## To do
Among the records that follow, count the lines with the string "xlabel"; report only that count.

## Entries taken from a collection
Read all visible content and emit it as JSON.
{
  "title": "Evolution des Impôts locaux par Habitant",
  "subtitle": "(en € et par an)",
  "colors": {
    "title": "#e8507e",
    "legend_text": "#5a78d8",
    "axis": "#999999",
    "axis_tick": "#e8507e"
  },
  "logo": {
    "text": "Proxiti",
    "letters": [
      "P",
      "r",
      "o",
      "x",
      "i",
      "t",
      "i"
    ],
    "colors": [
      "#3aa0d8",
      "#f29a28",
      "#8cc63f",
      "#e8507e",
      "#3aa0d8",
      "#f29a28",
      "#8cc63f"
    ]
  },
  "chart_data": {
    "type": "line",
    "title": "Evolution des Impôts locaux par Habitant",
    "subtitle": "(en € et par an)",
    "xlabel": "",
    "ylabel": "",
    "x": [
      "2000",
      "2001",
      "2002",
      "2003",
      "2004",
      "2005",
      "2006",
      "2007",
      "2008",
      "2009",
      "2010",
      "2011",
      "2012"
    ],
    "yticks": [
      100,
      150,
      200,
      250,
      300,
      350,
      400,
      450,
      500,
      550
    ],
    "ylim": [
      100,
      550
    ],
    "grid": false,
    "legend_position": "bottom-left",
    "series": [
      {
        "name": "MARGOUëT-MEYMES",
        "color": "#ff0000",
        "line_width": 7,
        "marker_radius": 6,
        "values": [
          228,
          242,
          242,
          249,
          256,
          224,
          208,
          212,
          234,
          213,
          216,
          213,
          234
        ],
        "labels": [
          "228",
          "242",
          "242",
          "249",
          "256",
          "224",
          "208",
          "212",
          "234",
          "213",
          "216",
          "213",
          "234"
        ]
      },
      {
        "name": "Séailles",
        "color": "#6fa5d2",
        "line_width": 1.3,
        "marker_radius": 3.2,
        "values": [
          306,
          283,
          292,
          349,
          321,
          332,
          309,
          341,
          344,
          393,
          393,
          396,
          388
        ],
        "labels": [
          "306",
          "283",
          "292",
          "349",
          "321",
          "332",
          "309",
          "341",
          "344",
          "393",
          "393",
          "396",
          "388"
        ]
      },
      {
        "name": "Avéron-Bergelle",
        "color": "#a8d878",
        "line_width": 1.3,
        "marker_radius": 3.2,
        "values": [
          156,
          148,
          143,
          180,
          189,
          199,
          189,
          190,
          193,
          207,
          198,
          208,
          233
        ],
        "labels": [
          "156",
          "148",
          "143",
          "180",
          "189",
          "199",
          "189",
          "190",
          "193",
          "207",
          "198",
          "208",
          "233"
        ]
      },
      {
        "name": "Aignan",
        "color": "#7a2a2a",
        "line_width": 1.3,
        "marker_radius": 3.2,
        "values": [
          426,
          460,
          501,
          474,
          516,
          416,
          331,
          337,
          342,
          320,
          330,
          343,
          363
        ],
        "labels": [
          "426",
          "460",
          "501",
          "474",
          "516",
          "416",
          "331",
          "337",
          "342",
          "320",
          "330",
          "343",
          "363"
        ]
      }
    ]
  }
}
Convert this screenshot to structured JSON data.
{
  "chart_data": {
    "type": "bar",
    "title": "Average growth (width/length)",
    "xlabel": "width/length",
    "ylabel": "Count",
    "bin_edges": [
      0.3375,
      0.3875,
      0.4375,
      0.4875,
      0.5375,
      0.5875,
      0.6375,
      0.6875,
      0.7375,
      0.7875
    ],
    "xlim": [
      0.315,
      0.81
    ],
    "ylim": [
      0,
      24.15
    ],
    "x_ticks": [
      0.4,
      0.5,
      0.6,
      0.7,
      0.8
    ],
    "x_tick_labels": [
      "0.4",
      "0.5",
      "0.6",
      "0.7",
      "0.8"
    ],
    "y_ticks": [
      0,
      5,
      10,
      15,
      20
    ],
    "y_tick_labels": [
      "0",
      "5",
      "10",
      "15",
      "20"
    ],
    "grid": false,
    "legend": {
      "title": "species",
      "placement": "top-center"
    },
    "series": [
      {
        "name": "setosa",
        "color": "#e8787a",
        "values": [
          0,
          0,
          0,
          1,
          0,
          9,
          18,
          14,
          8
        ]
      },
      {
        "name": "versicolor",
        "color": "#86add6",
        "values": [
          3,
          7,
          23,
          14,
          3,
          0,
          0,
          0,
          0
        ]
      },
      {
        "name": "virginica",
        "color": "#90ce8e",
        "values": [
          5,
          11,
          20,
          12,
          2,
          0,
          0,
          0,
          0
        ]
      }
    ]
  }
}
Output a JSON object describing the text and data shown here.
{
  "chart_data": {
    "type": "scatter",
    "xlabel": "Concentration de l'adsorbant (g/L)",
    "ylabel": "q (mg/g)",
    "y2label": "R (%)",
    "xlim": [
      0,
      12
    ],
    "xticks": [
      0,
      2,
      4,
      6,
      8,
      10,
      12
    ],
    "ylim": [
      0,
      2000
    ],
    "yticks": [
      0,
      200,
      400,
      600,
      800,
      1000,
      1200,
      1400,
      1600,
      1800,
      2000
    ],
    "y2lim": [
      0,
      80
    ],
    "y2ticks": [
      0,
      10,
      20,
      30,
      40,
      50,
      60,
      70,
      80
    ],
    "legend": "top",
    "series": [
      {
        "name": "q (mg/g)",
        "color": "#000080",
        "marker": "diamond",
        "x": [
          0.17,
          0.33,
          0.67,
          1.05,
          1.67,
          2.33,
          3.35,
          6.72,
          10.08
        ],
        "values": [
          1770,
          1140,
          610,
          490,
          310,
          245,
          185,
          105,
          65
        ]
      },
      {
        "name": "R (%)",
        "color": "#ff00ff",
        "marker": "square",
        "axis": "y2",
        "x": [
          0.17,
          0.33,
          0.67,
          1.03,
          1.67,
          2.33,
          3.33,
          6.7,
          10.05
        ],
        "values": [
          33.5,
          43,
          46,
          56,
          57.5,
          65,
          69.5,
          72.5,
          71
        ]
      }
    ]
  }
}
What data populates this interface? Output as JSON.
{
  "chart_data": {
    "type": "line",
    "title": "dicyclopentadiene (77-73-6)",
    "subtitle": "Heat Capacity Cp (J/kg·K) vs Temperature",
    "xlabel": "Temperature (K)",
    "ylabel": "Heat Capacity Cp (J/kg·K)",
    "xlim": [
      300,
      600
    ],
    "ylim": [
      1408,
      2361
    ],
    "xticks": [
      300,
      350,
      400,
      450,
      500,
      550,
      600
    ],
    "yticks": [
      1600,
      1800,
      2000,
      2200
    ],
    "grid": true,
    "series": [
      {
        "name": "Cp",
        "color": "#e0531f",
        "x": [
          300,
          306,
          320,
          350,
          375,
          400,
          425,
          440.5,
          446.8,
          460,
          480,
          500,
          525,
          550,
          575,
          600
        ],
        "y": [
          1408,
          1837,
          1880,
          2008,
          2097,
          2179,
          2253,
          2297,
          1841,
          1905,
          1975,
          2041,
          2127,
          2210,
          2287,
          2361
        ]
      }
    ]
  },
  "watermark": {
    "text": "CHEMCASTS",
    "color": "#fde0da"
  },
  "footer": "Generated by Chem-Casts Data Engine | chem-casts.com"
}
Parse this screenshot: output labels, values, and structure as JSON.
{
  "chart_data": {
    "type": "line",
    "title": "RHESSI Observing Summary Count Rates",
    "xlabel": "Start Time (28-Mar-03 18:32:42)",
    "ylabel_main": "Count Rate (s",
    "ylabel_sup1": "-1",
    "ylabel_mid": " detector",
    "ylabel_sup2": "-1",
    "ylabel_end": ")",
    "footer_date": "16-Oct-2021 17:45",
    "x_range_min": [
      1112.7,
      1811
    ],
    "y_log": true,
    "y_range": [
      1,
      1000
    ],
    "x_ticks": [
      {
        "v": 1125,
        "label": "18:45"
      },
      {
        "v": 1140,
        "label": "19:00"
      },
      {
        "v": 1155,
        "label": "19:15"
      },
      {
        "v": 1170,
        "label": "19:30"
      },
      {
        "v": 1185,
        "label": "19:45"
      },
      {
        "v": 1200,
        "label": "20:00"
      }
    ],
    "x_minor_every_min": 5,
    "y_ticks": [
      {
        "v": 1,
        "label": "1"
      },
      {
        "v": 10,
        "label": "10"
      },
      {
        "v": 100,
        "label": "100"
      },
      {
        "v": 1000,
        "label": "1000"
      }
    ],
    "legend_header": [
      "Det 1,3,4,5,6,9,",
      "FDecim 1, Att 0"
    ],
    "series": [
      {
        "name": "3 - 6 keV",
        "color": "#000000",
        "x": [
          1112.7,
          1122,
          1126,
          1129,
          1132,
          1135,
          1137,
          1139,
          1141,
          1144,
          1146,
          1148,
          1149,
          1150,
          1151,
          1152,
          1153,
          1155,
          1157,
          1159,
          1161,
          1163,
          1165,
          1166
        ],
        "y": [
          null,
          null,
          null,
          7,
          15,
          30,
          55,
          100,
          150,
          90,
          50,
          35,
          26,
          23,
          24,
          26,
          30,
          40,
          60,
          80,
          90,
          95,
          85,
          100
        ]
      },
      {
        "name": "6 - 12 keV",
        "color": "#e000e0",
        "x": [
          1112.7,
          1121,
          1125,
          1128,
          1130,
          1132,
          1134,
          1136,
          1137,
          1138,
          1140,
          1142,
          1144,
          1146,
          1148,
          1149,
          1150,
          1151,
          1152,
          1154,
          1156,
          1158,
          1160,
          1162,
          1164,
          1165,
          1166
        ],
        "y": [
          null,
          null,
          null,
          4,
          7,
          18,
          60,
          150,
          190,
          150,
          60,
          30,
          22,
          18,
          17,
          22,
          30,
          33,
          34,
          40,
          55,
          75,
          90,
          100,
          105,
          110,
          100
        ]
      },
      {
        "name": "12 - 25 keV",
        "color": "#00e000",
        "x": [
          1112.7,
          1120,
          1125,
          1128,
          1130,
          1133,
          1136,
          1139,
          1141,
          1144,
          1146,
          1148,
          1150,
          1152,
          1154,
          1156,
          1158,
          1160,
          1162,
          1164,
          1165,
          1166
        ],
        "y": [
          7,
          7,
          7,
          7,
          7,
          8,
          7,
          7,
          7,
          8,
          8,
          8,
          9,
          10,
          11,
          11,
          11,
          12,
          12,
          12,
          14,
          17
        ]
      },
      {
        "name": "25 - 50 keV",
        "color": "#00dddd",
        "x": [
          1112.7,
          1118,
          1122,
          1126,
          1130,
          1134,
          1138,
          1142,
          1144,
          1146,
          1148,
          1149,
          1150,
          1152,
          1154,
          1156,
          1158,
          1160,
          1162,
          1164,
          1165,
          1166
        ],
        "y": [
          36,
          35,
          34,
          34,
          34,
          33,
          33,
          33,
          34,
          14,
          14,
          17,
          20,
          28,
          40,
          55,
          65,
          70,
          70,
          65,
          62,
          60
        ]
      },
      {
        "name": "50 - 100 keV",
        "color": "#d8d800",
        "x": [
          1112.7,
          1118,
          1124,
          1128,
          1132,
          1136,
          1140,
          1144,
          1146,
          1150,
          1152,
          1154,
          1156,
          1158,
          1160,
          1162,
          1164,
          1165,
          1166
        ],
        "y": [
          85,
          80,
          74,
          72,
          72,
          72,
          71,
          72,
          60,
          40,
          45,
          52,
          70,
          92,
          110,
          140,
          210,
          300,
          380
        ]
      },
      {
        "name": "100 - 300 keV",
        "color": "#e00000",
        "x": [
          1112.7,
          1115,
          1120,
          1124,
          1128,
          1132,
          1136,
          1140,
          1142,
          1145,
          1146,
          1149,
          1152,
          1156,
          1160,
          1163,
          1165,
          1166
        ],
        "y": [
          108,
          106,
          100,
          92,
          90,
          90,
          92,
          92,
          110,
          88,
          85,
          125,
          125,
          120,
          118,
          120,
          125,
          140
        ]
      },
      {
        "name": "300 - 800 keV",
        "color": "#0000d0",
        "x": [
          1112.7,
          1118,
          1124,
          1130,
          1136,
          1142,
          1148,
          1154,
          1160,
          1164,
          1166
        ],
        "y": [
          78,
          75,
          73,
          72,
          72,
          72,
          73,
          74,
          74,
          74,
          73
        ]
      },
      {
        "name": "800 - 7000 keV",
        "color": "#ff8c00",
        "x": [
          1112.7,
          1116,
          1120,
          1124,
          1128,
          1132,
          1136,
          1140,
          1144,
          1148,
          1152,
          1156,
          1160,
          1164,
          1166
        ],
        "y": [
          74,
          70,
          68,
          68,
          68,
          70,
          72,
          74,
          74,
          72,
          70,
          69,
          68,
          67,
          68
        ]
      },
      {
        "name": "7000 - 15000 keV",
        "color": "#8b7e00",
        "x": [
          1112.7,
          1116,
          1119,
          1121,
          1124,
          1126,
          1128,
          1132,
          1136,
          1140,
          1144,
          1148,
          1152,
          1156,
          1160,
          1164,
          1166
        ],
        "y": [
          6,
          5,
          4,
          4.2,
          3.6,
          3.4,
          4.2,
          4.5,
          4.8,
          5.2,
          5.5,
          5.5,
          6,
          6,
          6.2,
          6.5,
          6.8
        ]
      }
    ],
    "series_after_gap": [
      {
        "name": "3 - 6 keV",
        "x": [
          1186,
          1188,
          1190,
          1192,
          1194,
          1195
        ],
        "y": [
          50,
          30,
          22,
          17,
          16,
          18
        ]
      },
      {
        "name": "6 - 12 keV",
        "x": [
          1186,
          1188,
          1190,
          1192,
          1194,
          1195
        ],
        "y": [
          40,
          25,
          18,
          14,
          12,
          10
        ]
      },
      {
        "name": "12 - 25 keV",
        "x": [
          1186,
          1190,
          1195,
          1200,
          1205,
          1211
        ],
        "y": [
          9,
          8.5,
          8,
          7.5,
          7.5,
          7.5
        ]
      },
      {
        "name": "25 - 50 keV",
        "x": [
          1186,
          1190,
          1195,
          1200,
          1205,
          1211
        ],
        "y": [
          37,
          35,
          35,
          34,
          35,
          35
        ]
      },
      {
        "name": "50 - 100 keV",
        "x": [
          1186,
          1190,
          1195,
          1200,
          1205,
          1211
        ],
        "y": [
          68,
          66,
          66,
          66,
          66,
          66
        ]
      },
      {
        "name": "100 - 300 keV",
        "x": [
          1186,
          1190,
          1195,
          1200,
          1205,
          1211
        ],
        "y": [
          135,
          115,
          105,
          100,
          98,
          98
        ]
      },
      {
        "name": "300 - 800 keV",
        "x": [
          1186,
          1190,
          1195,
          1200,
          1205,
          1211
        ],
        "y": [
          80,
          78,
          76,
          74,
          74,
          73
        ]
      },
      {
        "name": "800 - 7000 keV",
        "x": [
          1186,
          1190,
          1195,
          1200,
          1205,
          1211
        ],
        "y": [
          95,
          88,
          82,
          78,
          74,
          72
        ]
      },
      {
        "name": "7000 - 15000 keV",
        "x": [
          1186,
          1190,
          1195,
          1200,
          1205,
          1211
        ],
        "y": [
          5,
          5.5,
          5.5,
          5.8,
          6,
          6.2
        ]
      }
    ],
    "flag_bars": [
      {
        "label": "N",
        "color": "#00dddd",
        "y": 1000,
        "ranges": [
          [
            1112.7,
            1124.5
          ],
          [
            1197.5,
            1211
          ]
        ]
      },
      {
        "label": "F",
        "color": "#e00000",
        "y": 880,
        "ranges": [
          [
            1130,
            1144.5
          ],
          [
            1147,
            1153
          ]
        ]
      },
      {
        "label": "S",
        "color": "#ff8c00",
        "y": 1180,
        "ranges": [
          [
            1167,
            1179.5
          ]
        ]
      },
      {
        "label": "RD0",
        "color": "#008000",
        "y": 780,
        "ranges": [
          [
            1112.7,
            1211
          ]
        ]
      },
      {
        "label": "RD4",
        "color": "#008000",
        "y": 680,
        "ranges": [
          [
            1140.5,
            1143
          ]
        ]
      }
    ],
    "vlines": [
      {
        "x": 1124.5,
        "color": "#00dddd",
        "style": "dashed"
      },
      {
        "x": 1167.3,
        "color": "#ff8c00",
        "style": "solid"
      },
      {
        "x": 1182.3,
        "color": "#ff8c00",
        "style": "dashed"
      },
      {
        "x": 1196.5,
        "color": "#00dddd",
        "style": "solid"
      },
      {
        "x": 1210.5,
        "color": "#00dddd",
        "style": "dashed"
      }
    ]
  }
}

## Answer for the task
5